» **EXERCISE GOAL**: Wherever a line in the data below holds "Thérèse", copy that line.

(begin)

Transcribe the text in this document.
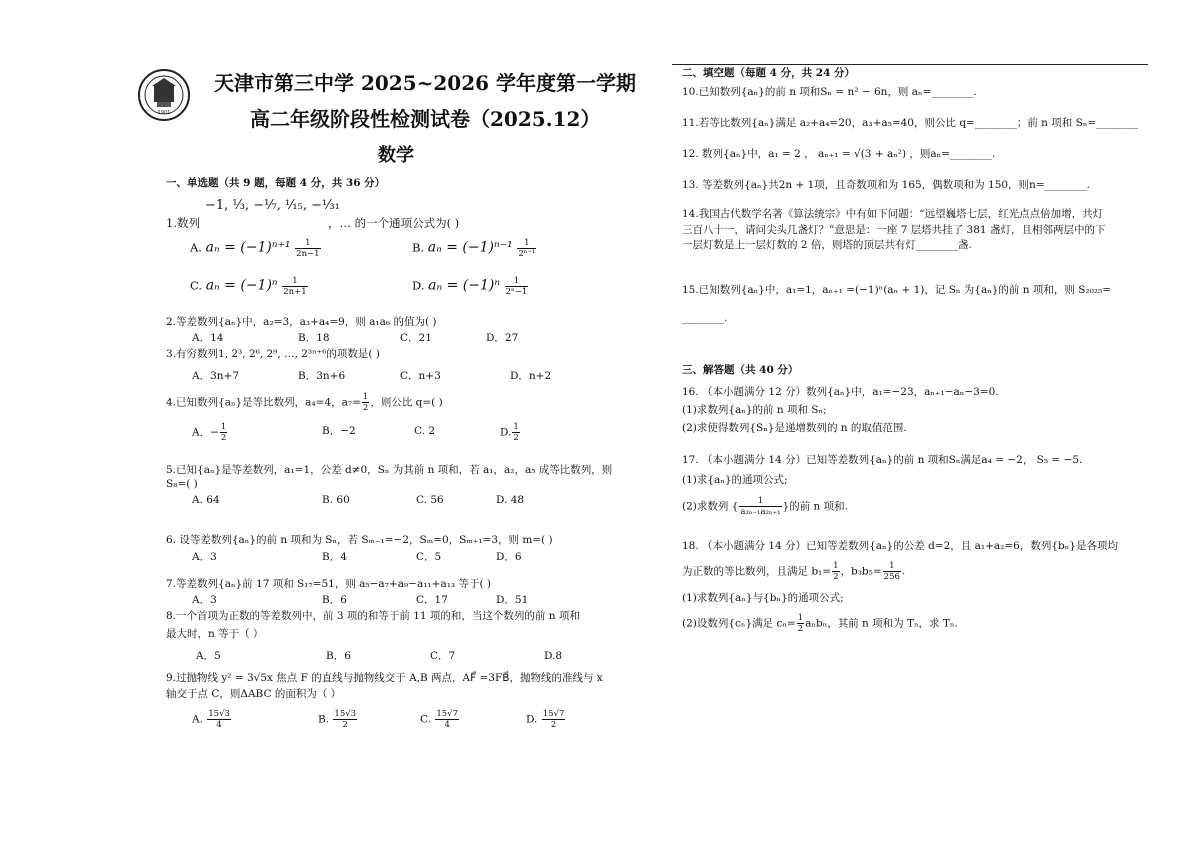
1901
天津市第三中学 2025~2026 学年度第一学期
高二年级阶段性检测试卷（2025.12）
数学
一、单选题（共 9 题，每题 4 分，共 36 分）
−1, ⅓, −⅐, ¹⁄₁₅, −¹⁄₃₁
1.数列	，… 的一个通项公式为( )
A. $a_n = (-1)^{n+1} \frac{1}{2n-1}$	B. $a_n = (-1)^{n-1} \frac{1}{\text{2ⁿ⁻¹}}$
C. $a_n = (-1)^n \frac{1}{2n+1}$	D. $a_n = (-1)^n \frac{1}{\text{2ⁿ−1}}$
2.等差数列{aₙ}中，a₂=3，a₃+a₄=9，则 a₁a₆ 的值为( )
A．14	B．18	C．21	D．27
3.有穷数列1, 2³, 2⁶, 2⁹, …, 2³ⁿ⁺⁶的项数是( )
A．3n+7	B．3n+6	C．n+3	D．n+2
4.已知数列{aₙ}是等比数列，a₄=4，$a_7= \frac{1}{2}$ ，则公比 q=( )
A．− $\frac{1}{2}$	B．−2	C. 2	D. $\frac{1}{2}$
5.已知{aₙ}是等差数列，a₁=1，公差 d≠0，Sₙ 为其前 n 项和，若 a₁，a₂，a₅ 成等比数列，则
S₈=( )
A. 64	B. 60	C. 56	D. 48
6. 设等差数列{aₙ}的前 n 项和为 Sₙ，若 Sₘ₋₁=−2，Sₘ=0，Sₘ₊₁=3，则 m=( )
A．3	B．4	C．5	D．6
7.等差数列{aₙ}前 17 项和 S₁₇=51，则 a₅−a₇+a₉−a₁₁+a₁₃ 等于( )
A．3	B．6	C．17	D．51
8.一个首项为正数的等差数列中，前 3 项的和等于前 11 项的和，当这个数列的前 n 项和
最大时，n 等于（ ）
A．5	B．6	C．7	D.8
9.过抛物线 y² = 3√5x 焦点 F 的直线与抛物线交于 A,B 两点，AF⃗ =3FB⃗，抛物线的准线与 x
轴交于点 C，则ΔABC 的面积为（ ）
A. $\frac{15√3}{4}$	B. $\frac{15√3}{2}$	C. $\frac{15√7}{4}$	D. $\frac{15√7}{2}$
二、填空题（每题 4 分，共 24 分）
10.已知数列{aₙ}的前 n 项和Sₙ = n² − 6n，则 aₙ=________.
11.若等比数列{aₙ}满足 a₂+a₄=20，a₃+a₅=40，则公比 q=________；前 n 项和 Sₙ=________
12. 数列{aₙ}中，a₁ = 2 ， aₙ₊₁ = √(3 + aₙ²) ，则aₙ=________.
13. 等差数列{aₙ}共2n + 1项，且奇数项和为 165，偶数项和为 150，则n=________.
14.我国古代数学名著《算法统宗》中有如下问题：“远望巍塔七层，红光点点倍加增，共灯
三百八十一，请问尖头几盏灯？”意思是：一座 7 层塔共挂了 381 盏灯，且相邻两层中的下
一层灯数是上一层灯数的 2 倍，则塔的顶层共有灯________盏.
15.已知数列{aₙ}中，a₁=1，aₙ₊₁ =(−1)ⁿ(aₙ + 1)，记 Sₙ 为{aₙ}的前 n 项和，则 S₂₀₂₅=
________.
三、解答题（共 40 分）
16. （本小题满分 12 分）数列{aₙ}中，a₁=−23，aₙ₊₁−aₙ−3=0.
(1)求数列{aₙ}的前 n 项和 Sₙ;
(2)求使得数列{Sₙ}是递增数列的 n 的取值范围.
17. （本小题满分 14 分）已知等差数列{aₙ}的前 n 项和Sₙ满足a₄ = −2， S₅ = −5.
(1)求{aₙ}的通项公式;
(2)求数列 { $\frac{1}{\text{a₂ₙ₋₁a₂ₙ₊₁}}$ }的前 n 项和.
18. （本小题满分 14 分）已知等差数列{aₙ}的公差 d=2，且 a₁+a₂=6，数列{bₙ}是各项均
为正数的等比数列，且满足 $b_1= \frac{1}{2}$ ，$b_3b_5= \frac{1}{256}$ .
(1)求数列{aₙ}与{bₙ}的通项公式;
(2)设数列{cₙ}满足 $c_n= \frac{1}{2}$ aₙbₙ，其前 n 项和为 Tₙ，求 Tₙ.
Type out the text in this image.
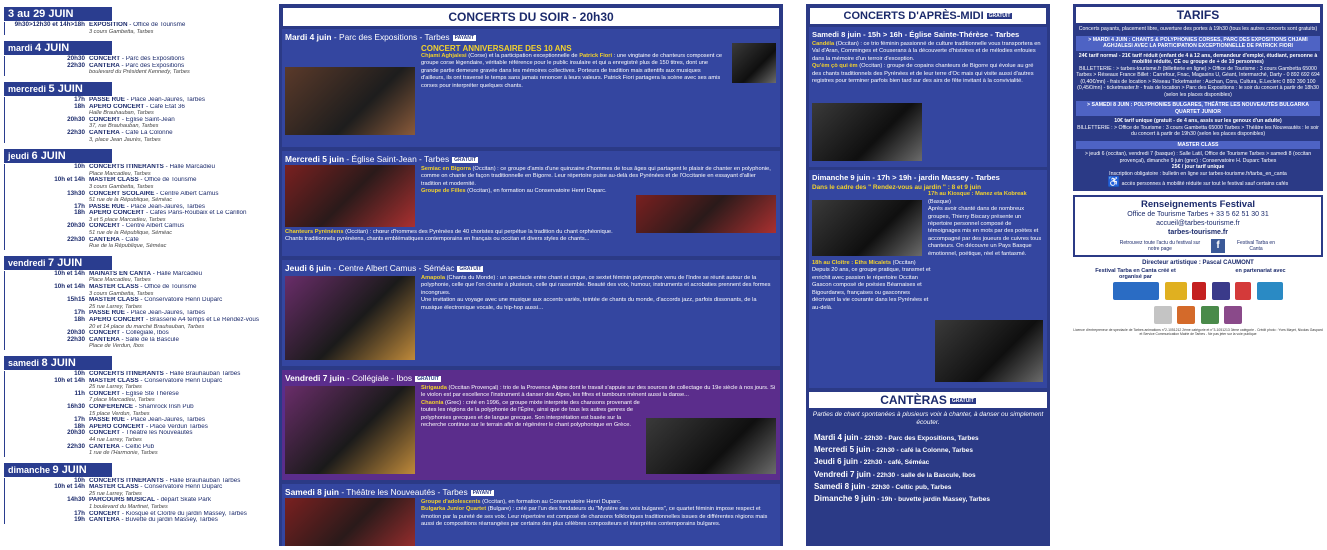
3 au 29 JUIN
9h30>12h30 et 14h>18h EXPOSITION - Office de Tourisme
3 cours Gambetta, Tarbes
mardi 4 JUIN
20h30 CONCERT - Parc des Expositions
22h30 CANTÈRA - Parc des Expositions
boulevard du Président Kennedy, Tarbes
mercredi 5 JUIN
17h PASSE RUE - Place Jean-Jaurès, Tarbes
18h APÉRO CONCERT - Café Etat 36
Halle Brauhauban, Tarbes
20h30 CONCERT - Eglise Saint-Jean
37, rue Brauhauban, Tarbes
22h30 CANTÈRA - Café La Colonne
3, place Jean Jaurès, Tarbes
jeudi 6 JUIN
10h CONCERTS ITINÉRANTS - Halle Marcadieu
Place Marcadieu, Tarbes
10h et 14h MASTER CLASS - Office de Tourisme
3 cours Gambetta, Tarbes
13h30 CONCERT SCOLAIRE - Centre Albert Camus
51 rue de la République, Séméac
17h PASSE RUE - Place Jean-Jaurès, Tarbes
18h APÉRO CONCERT - Cafés Paris-Roubaix et Le Carillon
3 et 5 place Marcadieu, Tarbes
20h30 CONCERT - Centre Albert Camus
51 rue de la République, Séméac
22h30 CANTÈRA - Café
Rue de la République, Séméac
vendredi 7 JUIN
10h et 14h MAINATS EN CANTA - Halle Marcadieu
Place Marcadieu, Tarbes
10h et 14h MASTER CLASS - Office de Tourisme
3 cours Gambetta, Tarbes
15h15 MASTER CLASS - Conservatoire Henri Duparc
25 rue Larrey, Tarbes
17h PASSE RUE - Place Jean-Jaurès, Tarbes
18h APÉRO CONCERT - Brasserie A4 temps et Le Rendez-vous
20 et 14 place du marché Brauhauban, Tarbes
20h30 CONCERT - Collégiale, Ibos
22h30 CANTÈRA - Salle de la Bascule
Place de Verdun, Ibos
samedi 8 JUIN
10h CONCERTS ITINÉRANTS - Halle Brauhauban Tarbes
10h et 14h MASTER CLASS - Conservatoire Henri Duparc
25 rue Larrey, Tarbes
11h CONCERT - Eglise Ste Thérèse
7 place Marcadieu, Tarbes
16h30 CONFÉRENCE - Shamrock Irish Pub
15 place Verdun, Tarbes
17h PASSE RUE - Place Jean-Jaurès, Tarbes
18h APÉRO CONCERT - Place Verdun Tarbes
20h30 CONCERT - Théâtre les Nouveautés
44 rue Larrey, Tarbes
22h30 CANTÈRA - Celtic Pub
1 rue de l'Harmonie, Tarbes
dimanche 9 JUIN
10h CONCERTS ITINÉRANTS - Halle Brauhauban Tarbes
10h et 14h MASTER CLASS - Conservatoire Henri Duparc
25 rue Larrey, Tarbes
14h30 PARCOURS MUSICAL - départ Skate Park
1 boulevard du Martinet, Tarbes
17h CONCERT - Kiosque et Cloître du jardin Massey, Tarbes
19h CANTÈRA - Buvette du jardin Massey, Tarbes
CONCERTS DU SOIR - 20h30
Mardi 4 juin - Parc des Expositions - Tarbes PAYANT
CONCERT ANNIVERSAIRE DES 10 ANS
Chjami Aghjalesi (Corse) et la participation exceptionnelle de Patrick Fiori : une vingtaine de chanteurs composent ce groupe corse légendaire, véritable référence pour le public insulaire et qui a enregistré plus de 150 titres, dont une grande partie demeure gravée dans les mémoires collectives. Porteurs de tradition mais attentifs aux musiques d'ailleurs, ils ont traversé le temps sans jamais renoncer à leurs valeurs. Patrick Fiori partagera la scène avec ses amis corses pour interpréter quelques chants.
Mercredi 5 juin - Église Saint-Jean - Tarbes GRATUIT
Semiac en Bigorra (Occitan) : ce groupe d'amis d'une quinzaine d'hommes de tous âges qui partagent le plaisir de chanter en polyphonie, comme on chante de façon traditionnelle en Bigorre. Leur répertoire puise au-delà des Pyrénées et de l'Occitanie en essayant d'allier tradition et modernité.
Groupe de Filles (Occitan), en formation au Conservatoire Henri Duparc.
Chanteurs Pyrénéens (Occitan) : chœur d'hommes des Pyrénées de 40 choristes qui perpétue la tradition du chant orphéonique. Chants traditionnels pyrénéens, chants emblématiques contemporains en français ou occitan et divers styles de chants...
Jeudi 6 juin - Centre Albert Camus - Séméac GRATUIT
Amapola (Chants du Monde) : un spectacle entre chant et cirque, ce sextet féminin polymorphe venu de l'Indre se réunit autour de la polyphonie, celle que l'on chante à plusieurs, celle qui rassemble. Beauté des voix, humour, instruments et acrobaties prennent des formes incongrues.
Une invitation au voyage avec une musique aux accents variés, teintée de chants du monde, d'accords jazz, parfois dissonants, de la musique électronique vocale, du hip-hop aussi…
Vendredi 7 juin - Collégiale - Ibos GRATUIT
Sirigauda (Occitan Provençal) : trio de la Provence Alpine dont le travail s'appuie sur des sources de collectage du 19e siècle à nos jours. Si le violon est par excellence l'instrument à danser des Alpes, les fifres et tambours mènent aussi la danse...
Chaonia (Grec) : créé en 1996, ce groupe mixte interprète des chansons provenant de toutes les régions de la polyphonie de l'Épire, ainsi que de tous les autres genres de polyphonies grecques et de langue grecque. Son interprétation est basée sur la recherche continue sur le terrain afin de régénérer le chant polyphonique en Grèce.
Samedi 8 juin - Théâtre les Nouveautés - Tarbes PAYANT
Groupe d'adolescents (Occitan), en formation au Conservatoire Henri Duparc.
Bulgarka Junior Quartet (Bulgare) : créé par l'un des fondateurs du "Mystère des voix bulgares", ce quartet féminin impose respect et émotion par la pureté de ses voix. Leur répertoire est composé de chansons folkloriques traditionnelles issues de différentes régions mais aussi de compositions réarrangées par certains des plus célèbres compositeurs et interprètes contemporains bulgares.
CONCERTS D'APRÈS-MIDI GRATUIT
Samedi 8 juin - 15h > 16h - Église Sainte-Thérèse - Tarbes
Candéla (Occitan) : ce trio féminin passionné de culture traditionnelle vous transportera en Val d'Aran, Comminges et Couserans à la découverte d'histoires et de mélodies enfouies dans la mémoire d'un terroir d'exception.
Qu'èm çò qui èm (Occitan) : groupe de copains chanteurs de Bigorre qui évolue au gré des chants traditionnels des Pyrénées et de leur terre d'Oc mais qui visite aussi d'autres registres pour terminer parfois bien tard sur des airs de fête invitant à la convivialité.
Dimanche 9 juin - 17h > 19h - jardin Massey - Tarbes
Dans le cadre des " Rendez-vous au jardin " : 8 et 9 juin
17h au Kiosque : Manez eta Kobreak (Basque)
Après avoir chanté dans de nombreux groupes, Thierry Biscary présente un répertoire personnel composé de témoignages mis en mots par des poètes et accompagné par des joueurs de cuivres tous chanteurs. On découvre un Pays Basque émotionnel, poétique, réel et fantasmé.
18h au Cloître : Eths Micalets (Occitan)
Depuis 20 ans, ce groupe pratique, transmet et enrichit avec passion le répertoire Occitan Gascon composé de poésies Béarnaises et Bigourdanes, françaises ou gasconnes décrivant la vie courante dans les Pyrénées et au-delà.
CANTÈRAS GRATUIT
Parties de chant spontanées à plusieurs voix à chanter, à danser ou simplement écouter.
Mardi 4 juin - 22h30 - Parc des Expositions, Tarbes
Mercredi 5 juin - 22h30 - café la Colonne, Tarbes
Jeudi 6 juin - 22h30 - café, Séméac
Vendredi 7 juin - 22h30 - salle de la Bascule, Ibos
Samedi 8 juin - 22h30 - Celtic pub, Tarbes
Dimanche 9 juin - 19h - buvette jardin Massey, Tarbes
TARIFS

Concerts payants, placement libre, ouverture des portes à 19h30 (tous les autres concerts sont gratuits)

> MARDI 4 JUIN : CHANTS & POLYPHONIES CORSES, PARC DES EXPOSITIONS CHJAMI AGHJALESI AVEC LA PARTICIPATION EXCEPTIONNELLE DE PATRICK FIORI

24€ tarif normal - 21€ tarif réduit (enfant de 4 à 12 ans, demandeur d'emploi, étudiant, personne à mobilité réduite, CE ou groupe de + de 10 personnes)

BILLETTERIE : > tarbes-tourisme.fr (billetterie en ligne) > Office de Tourisme : 3 cours Gambetta 65000 Tarbes > Réseaux France Billet : Carrefour, Fnac, Magasins U, Géant, Intermarché, Darty - 0 892 692 694 (0,40€/mn) - frais de location > Réseau Ticketmaster : Auchan, Cora, Cultura, E.Leclerc 0 892 390 100 (0,45€/mn) - ticketmaster.fr - frais de location > Parc des Expositions : le soir du concert à partir de 18h30 (selon les places disponibles)

> SAMEDI 8 JUIN : POLYPHONIES BULGARES, THÉÂTRE LES NOUVEAUTÉS BULGARKA QUARTET JUNIOR

10€ tarif unique (gratuit - de 4 ans, assis sur les genoux d'un adulte)

BILLETTERIE : > Office de Tourisme : 3 cours Gambetta 65000 Tarbes > Théâtre les Nouveautés : le soir du concert à partir de 19h30 (selon les places disponibles)

MASTER CLASS

> jeudi 6 (occitan), vendredi 7 (basque) : Salle Latil, Office de Tourisme Tarbes > samedi 8 (occitan provençal), dimanche 9 juin (grec) : Conservatoire H. Duparc Tarbes

25€ / jour tarif unique

Inscription obligatoire : bulletin en ligne sur tarbes-tourisme.fr/tarba_en_canta

♿ accès personnes à mobilité réduite sur tout le festival sauf certains cafés

Renseignements Festival

Office de Tourisme Tarbes + 33 5 62 51 30 31

accueil@tarbes-tourisme.fr

tarbes-tourisme.fr

Retrouvez toute l'actu du festival sur notre page	f	Festival Tarba en Canta
Directeur artistique : Pascal CAUMONT
Festival Tarba en Canta créé et organisé par
en partenariat avec

Licence d'entrepreneur de spectacle de Tarbes animations n°2-1051212 2ème catégorie et n°3-1051213 3ème catégorie - Crédit photo : Yves Mayet, Nicolas Gaspard et Service Communication Mairie de Tarbes - Ne pas jeter sur la voie publique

(end)

» **TASK RESPONSE**:
11h CONCERT - Eglise Ste Thérèse
Samedi 8 juin - 15h > 16h - Église Sainte-Thérèse - Tarbes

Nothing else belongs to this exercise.